WORK INSTRUCTIONS: Write every record out again exactly as given.

PROVIDED ENTRIES:
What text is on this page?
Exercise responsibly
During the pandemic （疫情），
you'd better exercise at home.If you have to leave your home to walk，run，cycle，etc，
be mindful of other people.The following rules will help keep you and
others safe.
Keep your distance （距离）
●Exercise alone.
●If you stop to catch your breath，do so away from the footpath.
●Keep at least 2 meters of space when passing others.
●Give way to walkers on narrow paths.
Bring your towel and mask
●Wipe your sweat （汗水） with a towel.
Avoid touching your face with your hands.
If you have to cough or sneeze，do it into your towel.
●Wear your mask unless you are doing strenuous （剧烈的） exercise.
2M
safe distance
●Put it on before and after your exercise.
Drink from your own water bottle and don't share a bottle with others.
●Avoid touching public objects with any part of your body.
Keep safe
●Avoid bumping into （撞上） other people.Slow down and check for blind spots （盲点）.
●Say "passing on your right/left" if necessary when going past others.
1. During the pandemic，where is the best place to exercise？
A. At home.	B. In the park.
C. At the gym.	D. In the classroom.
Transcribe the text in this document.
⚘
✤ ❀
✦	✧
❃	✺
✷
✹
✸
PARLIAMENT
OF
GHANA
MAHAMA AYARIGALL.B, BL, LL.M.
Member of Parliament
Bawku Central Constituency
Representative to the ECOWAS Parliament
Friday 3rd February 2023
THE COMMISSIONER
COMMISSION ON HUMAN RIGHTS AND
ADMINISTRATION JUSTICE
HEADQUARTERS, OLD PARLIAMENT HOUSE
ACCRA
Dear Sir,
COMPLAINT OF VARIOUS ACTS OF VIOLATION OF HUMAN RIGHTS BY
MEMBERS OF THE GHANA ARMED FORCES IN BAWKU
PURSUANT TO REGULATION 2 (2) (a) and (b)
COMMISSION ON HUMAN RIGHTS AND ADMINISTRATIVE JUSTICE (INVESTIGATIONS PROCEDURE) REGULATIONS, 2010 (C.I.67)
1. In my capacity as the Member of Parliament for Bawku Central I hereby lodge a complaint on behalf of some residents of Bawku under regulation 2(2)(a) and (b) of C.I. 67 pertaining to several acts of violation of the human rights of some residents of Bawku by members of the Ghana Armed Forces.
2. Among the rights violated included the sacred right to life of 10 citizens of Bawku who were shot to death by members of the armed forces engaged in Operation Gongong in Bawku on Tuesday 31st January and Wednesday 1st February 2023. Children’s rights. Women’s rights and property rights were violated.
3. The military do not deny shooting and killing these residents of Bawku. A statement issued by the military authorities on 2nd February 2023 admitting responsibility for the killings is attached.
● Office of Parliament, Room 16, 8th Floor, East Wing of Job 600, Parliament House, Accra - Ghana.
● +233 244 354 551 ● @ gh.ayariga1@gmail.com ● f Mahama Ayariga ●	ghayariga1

EXERCISE OUTPUT:
What text is on this page?
Exercise responsibly
During the pandemic （疫情），
you'd better exercise at home.If you have to leave your home to walk，run，cycle，etc，
be mindful of other people.The following rules will help keep you and
others safe.
Keep your distance （距离）
●Exercise alone.
●If you stop to catch your breath，do so away from the footpath.
●Keep at least 2 meters of space when passing others.
●Give way to walkers on narrow paths.
Bring your towel and mask
●Wipe your sweat （汗水） with a towel.
Avoid touching your face with your hands.
If you have to cough or sneeze，do it into your towel.
●Wear your mask unless you are doing strenuous （剧烈的） exercise.
2M
safe distance
●Put it on before and after your exercise.
Drink from your own water bottle and don't share a bottle with others.
●Avoid touching public objects with any part of your body.
Keep safe
●Avoid bumping into （撞上） other people.Slow down and check for blind spots （盲点）.
●Say "passing on your right/left" if necessary when going past others.
1. During the pandemic，where is the best place to exercise？
A. At home.	B. In the park.
C. At the gym.	D. In the classroom.
Transcribe the text in this document.
⚘
✤ ❀
✦	✧
❃	✺
✷
✹
✸
PARLIAMENT
OF
GHANA
MAHAMA AYARIGALL.B, BL, LL.M.
Member of Parliament
Bawku Central Constituency
Representative to the ECOWAS Parliament
Friday 3rd February 2023
THE COMMISSIONER
COMMISSION ON HUMAN RIGHTS AND
ADMINISTRATION JUSTICE
HEADQUARTERS, OLD PARLIAMENT HOUSE
ACCRA
Dear Sir,
COMPLAINT OF VARIOUS ACTS OF VIOLATION OF HUMAN RIGHTS BY
MEMBERS OF THE GHANA ARMED FORCES IN BAWKU
PURSUANT TO REGULATION 2 (2) (a) and (b)
COMMISSION ON HUMAN RIGHTS AND ADMINISTRATIVE JUSTICE (INVESTIGATIONS PROCEDURE) REGULATIONS, 2010 (C.I.67)
1. In my capacity as the Member of Parliament for Bawku Central I hereby lodge a complaint on behalf of some residents of Bawku under regulation 2(2)(a) and (b) of C.I. 67 pertaining to several acts of violation of the human rights of some residents of Bawku by members of the Ghana Armed Forces.
2. Among the rights violated included the sacred right to life of 10 citizens of Bawku who were shot to death by members of the armed forces engaged in Operation Gongong in Bawku on Tuesday 31st January and Wednesday 1st February 2023. Children’s rights. Women’s rights and property rights were violated.
3. The military do not deny shooting and killing these residents of Bawku. A statement issued by the military authorities on 2nd February 2023 admitting responsibility for the killings is attached.
● Office of Parliament, Room 16, 8th Floor, East Wing of Job 600, Parliament House, Accra - Ghana.
● +233 244 354 551 ● @ gh.ayariga1@gmail.com ● f Mahama Ayariga ●	ghayariga1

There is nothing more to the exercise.